#### THE REQUEST
Find every line with the string "this" in it, count them, and reply with that count only.

#### DATASET ENTRIES
================

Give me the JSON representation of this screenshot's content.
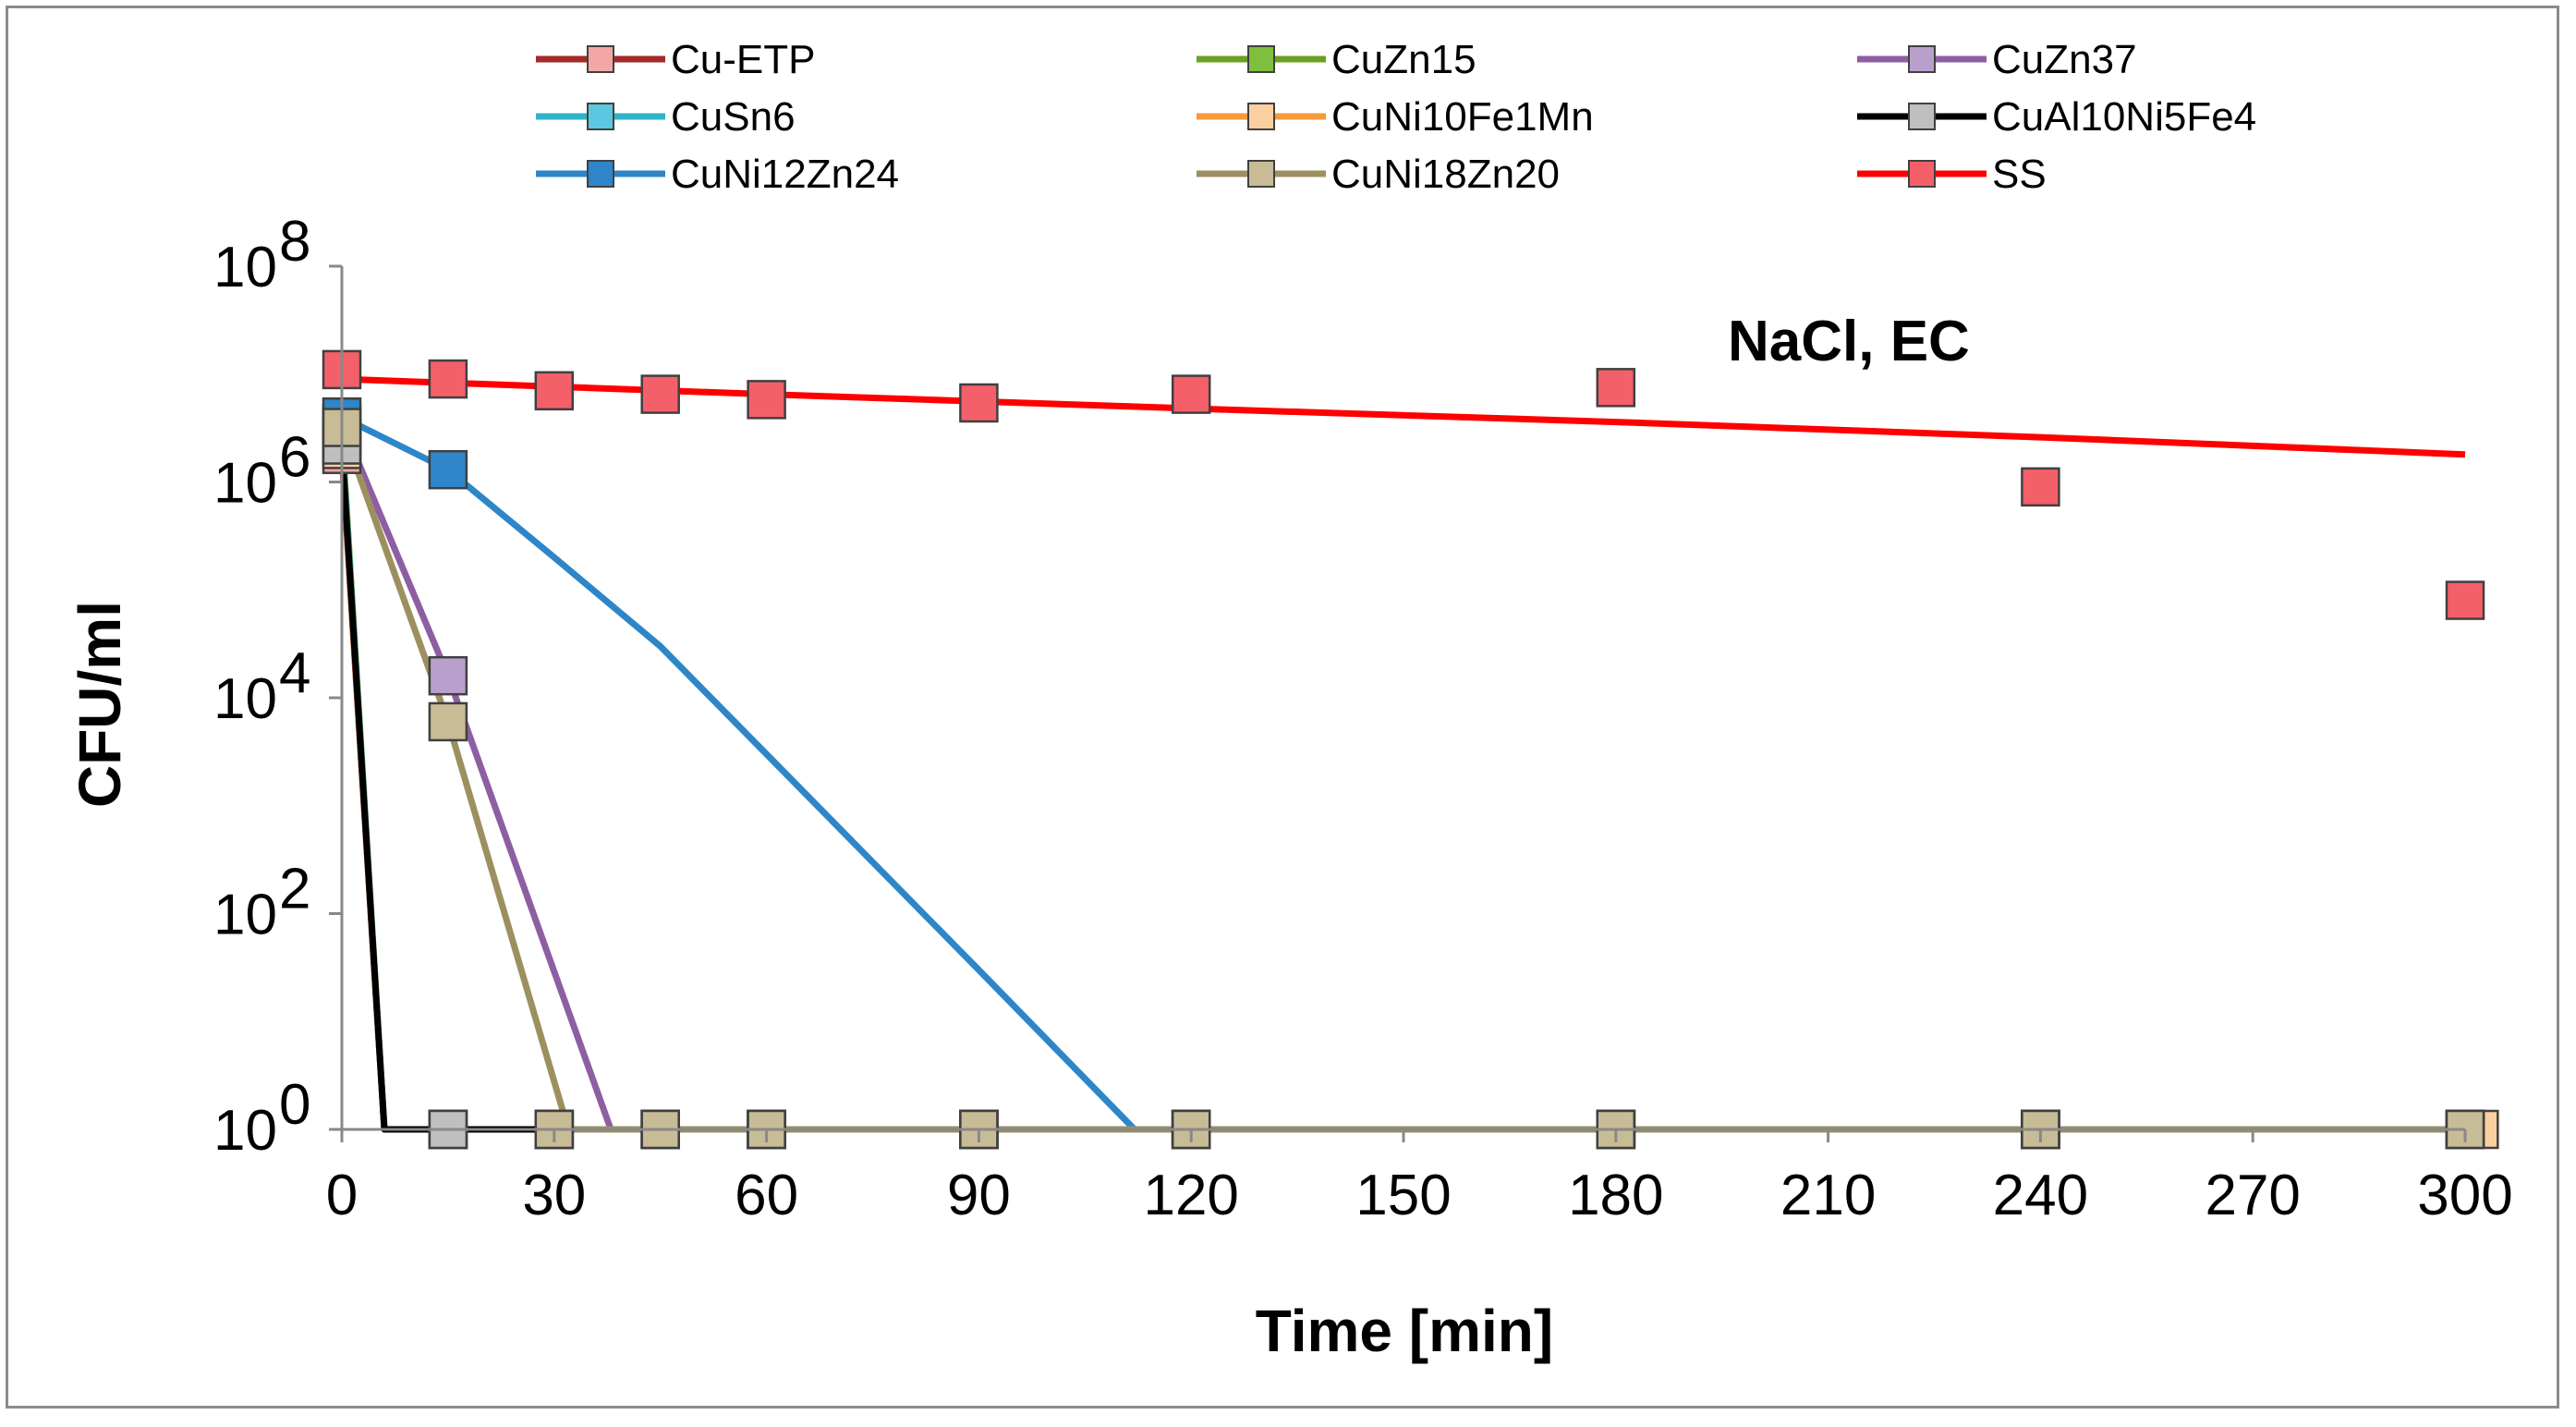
{
  "chart_data": {
    "type": "scatter",
    "title": "",
    "xlabel": "Time [min]",
    "ylabel": "CFU/ml",
    "annotation": "NaCl, EC",
    "xlim": [
      0,
      300
    ],
    "x_ticks": [
      0,
      30,
      60,
      90,
      120,
      150,
      180,
      210,
      240,
      270,
      300
    ],
    "x_tick_labels": [
      "0",
      "30",
      "60",
      "90",
      "120",
      "150",
      "180",
      "210",
      "240",
      "270",
      "300"
    ],
    "ylim": [
      1,
      100000000
    ],
    "y_scale": "log",
    "y_ticks": [
      1,
      100,
      10000,
      1000000,
      100000000
    ],
    "y_tick_base": "10",
    "y_tick_exponents": [
      "0",
      "2",
      "4",
      "6",
      "8"
    ],
    "grid": false,
    "legend_position": "top",
    "series": [
      {
        "name": "Cu-ETP",
        "line_color": "#a52a2a",
        "marker_color": "#f4a6a6",
        "points": [
          [
            0,
            1800000
          ],
          [
            15,
            1
          ],
          [
            30,
            1
          ],
          [
            45,
            1
          ],
          [
            60,
            1
          ],
          [
            90,
            1
          ],
          [
            120,
            1
          ],
          [
            180,
            1
          ],
          [
            240,
            1
          ],
          [
            300,
            1
          ]
        ],
        "trend": [
          [
            0,
            1800000
          ],
          [
            6,
            1
          ],
          [
            300,
            1
          ]
        ]
      },
      {
        "name": "CuZn15",
        "line_color": "#6aa121",
        "marker_color": "#7fbf3f",
        "points": [
          [
            0,
            3000000
          ],
          [
            15,
            1
          ],
          [
            30,
            1
          ],
          [
            45,
            1
          ],
          [
            60,
            1
          ],
          [
            90,
            1
          ],
          [
            120,
            1
          ],
          [
            180,
            1
          ],
          [
            240,
            1
          ],
          [
            300,
            1
          ]
        ],
        "trend": [
          [
            0,
            3000000
          ],
          [
            6,
            1
          ],
          [
            300,
            1
          ]
        ]
      },
      {
        "name": "CuZn37",
        "line_color": "#8e5ea2",
        "marker_color": "#b9a0cc",
        "points": [
          [
            0,
            3500000
          ],
          [
            15,
            16000
          ],
          [
            30,
            1
          ],
          [
            45,
            1
          ],
          [
            60,
            1
          ],
          [
            90,
            1
          ],
          [
            120,
            1
          ],
          [
            180,
            1
          ],
          [
            240,
            1
          ],
          [
            300,
            1
          ]
        ],
        "trend": [
          [
            0,
            3500000
          ],
          [
            15,
            16000
          ],
          [
            38,
            1
          ],
          [
            300,
            1
          ]
        ]
      },
      {
        "name": "CuSn6",
        "line_color": "#2fb3c8",
        "marker_color": "#5ac8e0",
        "points": [
          [
            0,
            2500000
          ],
          [
            15,
            1
          ],
          [
            30,
            1
          ],
          [
            45,
            1
          ],
          [
            60,
            1
          ],
          [
            90,
            1
          ],
          [
            120,
            1
          ],
          [
            180,
            1
          ],
          [
            240,
            1
          ],
          [
            300,
            1
          ]
        ],
        "trend": [
          [
            0,
            2500000
          ],
          [
            6,
            1
          ],
          [
            300,
            1
          ]
        ]
      },
      {
        "name": "CuNi10Fe1Mn",
        "line_color": "#f59a3c",
        "marker_color": "#fbd0a0",
        "points": [
          [
            0,
            2000000
          ],
          [
            15,
            1
          ],
          [
            30,
            1
          ],
          [
            45,
            1
          ],
          [
            60,
            1
          ],
          [
            90,
            1
          ],
          [
            120,
            1
          ],
          [
            180,
            1
          ],
          [
            240,
            1
          ],
          [
            302,
            1
          ]
        ],
        "trend": [
          [
            0,
            2000000
          ],
          [
            6,
            1
          ],
          [
            302,
            1
          ]
        ]
      },
      {
        "name": "CuAl10Ni5Fe4",
        "line_color": "#000000",
        "marker_color": "#bfbfbf",
        "points": [
          [
            0,
            2200000
          ],
          [
            15,
            1
          ],
          [
            30,
            1
          ],
          [
            45,
            1
          ],
          [
            60,
            1
          ],
          [
            90,
            1
          ],
          [
            120,
            1
          ],
          [
            180,
            1
          ],
          [
            240,
            1
          ],
          [
            300,
            1
          ]
        ],
        "trend": [
          [
            0,
            2200000
          ],
          [
            6,
            1
          ],
          [
            30,
            1
          ]
        ]
      },
      {
        "name": "CuNi12Zn24",
        "line_color": "#2e86c8",
        "marker_color": "#2e86c8",
        "points": [
          [
            0,
            4000000
          ],
          [
            15,
            1300000
          ],
          [
            120,
            1
          ],
          [
            180,
            1
          ],
          [
            240,
            1
          ],
          [
            300,
            1
          ]
        ],
        "trend": [
          [
            0,
            4000000
          ],
          [
            15,
            1300000
          ],
          [
            30,
            200000
          ],
          [
            45,
            30000
          ],
          [
            60,
            3000
          ],
          [
            75,
            300
          ],
          [
            90,
            30
          ],
          [
            112,
            1
          ],
          [
            300,
            1
          ]
        ]
      },
      {
        "name": "CuNi18Zn20",
        "line_color": "#9c9060",
        "marker_color": "#c8bc96",
        "points": [
          [
            0,
            3200000
          ],
          [
            15,
            6000
          ],
          [
            30,
            1
          ],
          [
            45,
            1
          ],
          [
            60,
            1
          ],
          [
            90,
            1
          ],
          [
            120,
            1
          ],
          [
            180,
            1
          ],
          [
            240,
            1
          ],
          [
            300,
            1
          ]
        ],
        "trend": [
          [
            0,
            3200000
          ],
          [
            15,
            6000
          ],
          [
            32,
            1
          ],
          [
            300,
            1
          ]
        ]
      },
      {
        "name": "SS",
        "line_color": "#ff0000",
        "marker_color": "#f4606a",
        "points": [
          [
            0,
            11000000
          ],
          [
            15,
            9000000
          ],
          [
            30,
            7000000
          ],
          [
            45,
            6500000
          ],
          [
            60,
            5800000
          ],
          [
            90,
            5400000
          ],
          [
            120,
            6500000
          ],
          [
            180,
            7500000
          ],
          [
            240,
            900000
          ],
          [
            300,
            80000
          ]
        ],
        "trend": [
          [
            0,
            9000000
          ],
          [
            60,
            6500000
          ],
          [
            120,
            4800000
          ],
          [
            180,
            3600000
          ],
          [
            240,
            2600000
          ],
          [
            300,
            1800000
          ]
        ]
      }
    ]
  }
}
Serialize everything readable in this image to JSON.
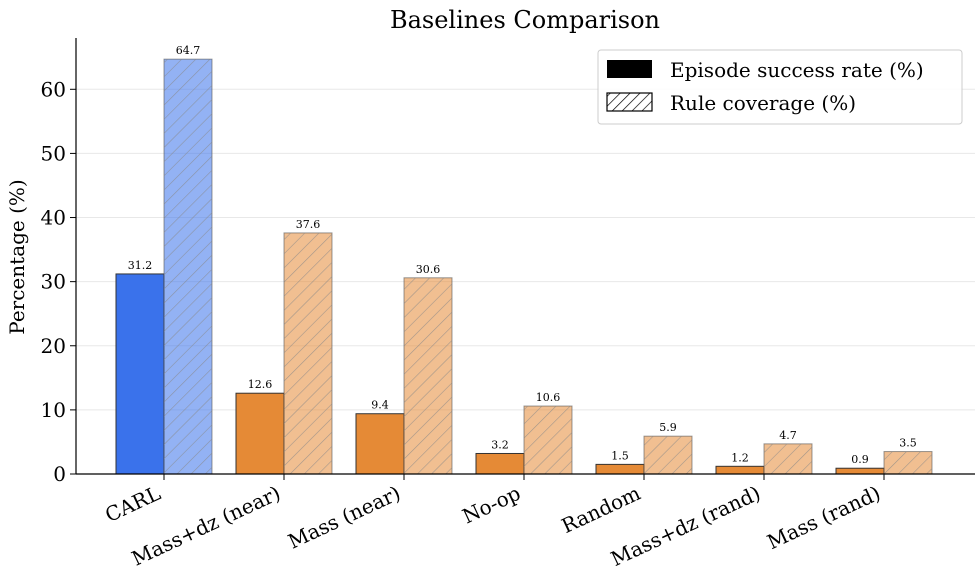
{
  "chart_data": {
    "type": "bar",
    "title": "Baselines Comparison",
    "xlabel": "",
    "ylabel": "Percentage (%)",
    "ylim": [
      0,
      68
    ],
    "yticks": [
      0,
      10,
      20,
      30,
      40,
      50,
      60
    ],
    "grid": "horizontal",
    "legend_position": "top-right",
    "categories": [
      "CARL",
      "Mass+dz (near)",
      "Mass (near)",
      "No-op",
      "Random",
      "Mass+dz (rand)",
      "Mass (rand)"
    ],
    "series": [
      {
        "name": "Episode success rate (%)",
        "pattern": "solid",
        "values": [
          31.2,
          12.6,
          9.4,
          3.2,
          1.5,
          1.2,
          0.9
        ]
      },
      {
        "name": "Rule coverage (%)",
        "pattern": "hatched",
        "values": [
          64.7,
          37.6,
          30.6,
          10.6,
          5.9,
          4.7,
          3.5
        ]
      }
    ],
    "data_labels": [
      [
        "31.2",
        "12.6",
        "9.4",
        "3.2",
        "1.5",
        "1.2",
        "0.9"
      ],
      [
        "64.7",
        "37.6",
        "30.6",
        "10.6",
        "5.9",
        "4.7",
        "3.5"
      ]
    ],
    "colors": {
      "highlight": "#3a72eb",
      "baseline": "#e58a36",
      "grid": "#e8e8e8",
      "axis": "#000000"
    }
  }
}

================

#### TASK RESULT
2